EXERCISE OBJECTIVE: The data must be returned in full and exactly as given.
━━━━━━━━
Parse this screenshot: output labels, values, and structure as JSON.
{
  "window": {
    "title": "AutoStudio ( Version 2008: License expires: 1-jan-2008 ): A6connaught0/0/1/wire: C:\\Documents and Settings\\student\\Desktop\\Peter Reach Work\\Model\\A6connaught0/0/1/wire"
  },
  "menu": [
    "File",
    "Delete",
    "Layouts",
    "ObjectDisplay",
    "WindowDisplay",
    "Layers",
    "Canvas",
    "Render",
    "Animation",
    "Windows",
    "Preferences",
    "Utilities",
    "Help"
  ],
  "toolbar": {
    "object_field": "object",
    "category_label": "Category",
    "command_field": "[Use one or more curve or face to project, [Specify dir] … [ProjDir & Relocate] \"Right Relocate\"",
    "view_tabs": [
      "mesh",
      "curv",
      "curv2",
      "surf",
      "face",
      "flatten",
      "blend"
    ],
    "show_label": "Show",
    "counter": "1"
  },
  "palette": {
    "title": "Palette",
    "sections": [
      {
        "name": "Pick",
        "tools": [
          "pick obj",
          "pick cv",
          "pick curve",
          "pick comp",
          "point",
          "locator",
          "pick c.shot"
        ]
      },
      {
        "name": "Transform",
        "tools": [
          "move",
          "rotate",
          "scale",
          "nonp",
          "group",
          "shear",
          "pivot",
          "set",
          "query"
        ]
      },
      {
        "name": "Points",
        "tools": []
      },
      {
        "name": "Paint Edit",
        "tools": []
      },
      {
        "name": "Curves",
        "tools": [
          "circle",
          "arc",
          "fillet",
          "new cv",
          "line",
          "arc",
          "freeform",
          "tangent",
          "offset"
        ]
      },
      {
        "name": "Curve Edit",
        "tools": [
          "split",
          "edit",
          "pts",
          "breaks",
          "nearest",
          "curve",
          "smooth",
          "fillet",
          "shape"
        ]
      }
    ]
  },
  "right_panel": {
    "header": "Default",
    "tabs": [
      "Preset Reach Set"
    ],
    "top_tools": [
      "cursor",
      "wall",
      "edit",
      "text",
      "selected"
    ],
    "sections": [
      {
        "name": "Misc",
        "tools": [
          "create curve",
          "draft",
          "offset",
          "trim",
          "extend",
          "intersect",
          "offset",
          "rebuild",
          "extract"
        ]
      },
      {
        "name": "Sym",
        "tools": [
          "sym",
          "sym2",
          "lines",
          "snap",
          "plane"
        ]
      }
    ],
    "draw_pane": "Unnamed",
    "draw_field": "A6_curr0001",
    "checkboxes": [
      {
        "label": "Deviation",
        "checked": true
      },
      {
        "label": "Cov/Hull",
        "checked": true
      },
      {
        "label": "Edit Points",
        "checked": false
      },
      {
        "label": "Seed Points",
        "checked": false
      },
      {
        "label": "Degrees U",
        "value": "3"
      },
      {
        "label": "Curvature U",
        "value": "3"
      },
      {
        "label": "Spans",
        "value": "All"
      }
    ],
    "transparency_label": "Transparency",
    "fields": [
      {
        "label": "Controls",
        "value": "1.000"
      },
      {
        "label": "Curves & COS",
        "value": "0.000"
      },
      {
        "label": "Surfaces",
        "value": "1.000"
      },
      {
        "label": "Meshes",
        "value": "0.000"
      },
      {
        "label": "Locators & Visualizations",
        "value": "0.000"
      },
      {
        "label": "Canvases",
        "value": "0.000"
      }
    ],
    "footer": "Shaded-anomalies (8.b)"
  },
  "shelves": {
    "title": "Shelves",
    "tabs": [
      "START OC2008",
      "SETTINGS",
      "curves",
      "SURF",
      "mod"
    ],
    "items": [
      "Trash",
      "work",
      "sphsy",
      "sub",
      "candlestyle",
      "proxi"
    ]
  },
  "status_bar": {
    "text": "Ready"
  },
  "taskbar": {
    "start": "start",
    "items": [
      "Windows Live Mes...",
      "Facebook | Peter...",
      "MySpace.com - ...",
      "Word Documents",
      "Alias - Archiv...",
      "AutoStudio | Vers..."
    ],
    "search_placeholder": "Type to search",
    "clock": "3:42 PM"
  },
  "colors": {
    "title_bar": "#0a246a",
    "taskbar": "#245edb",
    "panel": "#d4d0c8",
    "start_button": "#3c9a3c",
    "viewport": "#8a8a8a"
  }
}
━━━━━━━━
FINISHED EXERCISE:
Parse this screenshot: output labels, values, and structure as JSON.
{
  "window": {
    "title": "AutoStudio ( Version 2008: License expires: 1-jan-2008 ): A6connaught0/0/1/wire: C:\\Documents and Settings\\student\\Desktop\\Peter Reach Work\\Model\\A6connaught0/0/1/wire"
  },
  "menu": [
    "File",
    "Delete",
    "Layouts",
    "ObjectDisplay",
    "WindowDisplay",
    "Layers",
    "Canvas",
    "Render",
    "Animation",
    "Windows",
    "Preferences",
    "Utilities",
    "Help"
  ],
  "toolbar": {
    "object_field": "object",
    "category_label": "Category",
    "command_field": "[Use one or more curve or face to project, [Specify dir] … [ProjDir & Relocate] \"Right Relocate\"",
    "view_tabs": [
      "mesh",
      "curv",
      "curv2",
      "surf",
      "face",
      "flatten",
      "blend"
    ],
    "show_label": "Show",
    "counter": "1"
  },
  "palette": {
    "title": "Palette",
    "sections": [
      {
        "name": "Pick",
        "tools": [
          "pick obj",
          "pick cv",
          "pick curve",
          "pick comp",
          "point",
          "locator",
          "pick c.shot"
        ]
      },
      {
        "name": "Transform",
        "tools": [
          "move",
          "rotate",
          "scale",
          "nonp",
          "group",
          "shear",
          "pivot",
          "set",
          "query"
        ]
      },
      {
        "name": "Points",
        "tools": []
      },
      {
        "name": "Paint Edit",
        "tools": []
      },
      {
        "name": "Curves",
        "tools": [
          "circle",
          "arc",
          "fillet",
          "new cv",
          "line",
          "arc",
          "freeform",
          "tangent",
          "offset"
        ]
      },
      {
        "name": "Curve Edit",
        "tools": [
          "split",
          "edit",
          "pts",
          "breaks",
          "nearest",
          "curve",
          "smooth",
          "fillet",
          "shape"
        ]
      }
    ]
  },
  "right_panel": {
    "header": "Default",
    "tabs": [
      "Preset Reach Set"
    ],
    "top_tools": [
      "cursor",
      "wall",
      "edit",
      "text",
      "selected"
    ],
    "sections": [
      {
        "name": "Misc",
        "tools": [
          "create curve",
          "draft",
          "offset",
          "trim",
          "extend",
          "intersect",
          "offset",
          "rebuild",
          "extract"
        ]
      },
      {
        "name": "Sym",
        "tools": [
          "sym",
          "sym2",
          "lines",
          "snap",
          "plane"
        ]
      }
    ],
    "draw_pane": "Unnamed",
    "draw_field": "A6_curr0001",
    "checkboxes": [
      {
        "label": "Deviation",
        "checked": true
      },
      {
        "label": "Cov/Hull",
        "checked": true
      },
      {
        "label": "Edit Points",
        "checked": false
      },
      {
        "label": "Seed Points",
        "checked": false
      },
      {
        "label": "Degrees U",
        "value": "3"
      },
      {
        "label": "Curvature U",
        "value": "3"
      },
      {
        "label": "Spans",
        "value": "All"
      }
    ],
    "transparency_label": "Transparency",
    "fields": [
      {
        "label": "Controls",
        "value": "1.000"
      },
      {
        "label": "Curves & COS",
        "value": "0.000"
      },
      {
        "label": "Surfaces",
        "value": "1.000"
      },
      {
        "label": "Meshes",
        "value": "0.000"
      },
      {
        "label": "Locators & Visualizations",
        "value": "0.000"
      },
      {
        "label": "Canvases",
        "value": "0.000"
      }
    ],
    "footer": "Shaded-anomalies (8.b)"
  },
  "shelves": {
    "title": "Shelves",
    "tabs": [
      "START OC2008",
      "SETTINGS",
      "curves",
      "SURF",
      "mod"
    ],
    "items": [
      "Trash",
      "work",
      "sphsy",
      "sub",
      "candlestyle",
      "proxi"
    ]
  },
  "status_bar": {
    "text": "Ready"
  },
  "taskbar": {
    "start": "start",
    "items": [
      "Windows Live Mes...",
      "Facebook | Peter...",
      "MySpace.com - ...",
      "Word Documents",
      "Alias - Archiv...",
      "AutoStudio | Vers..."
    ],
    "search_placeholder": "Type to search",
    "clock": "3:42 PM"
  },
  "colors": {
    "title_bar": "#0a246a",
    "taskbar": "#245edb",
    "panel": "#d4d0c8",
    "start_button": "#3c9a3c",
    "viewport": "#8a8a8a"
  }
}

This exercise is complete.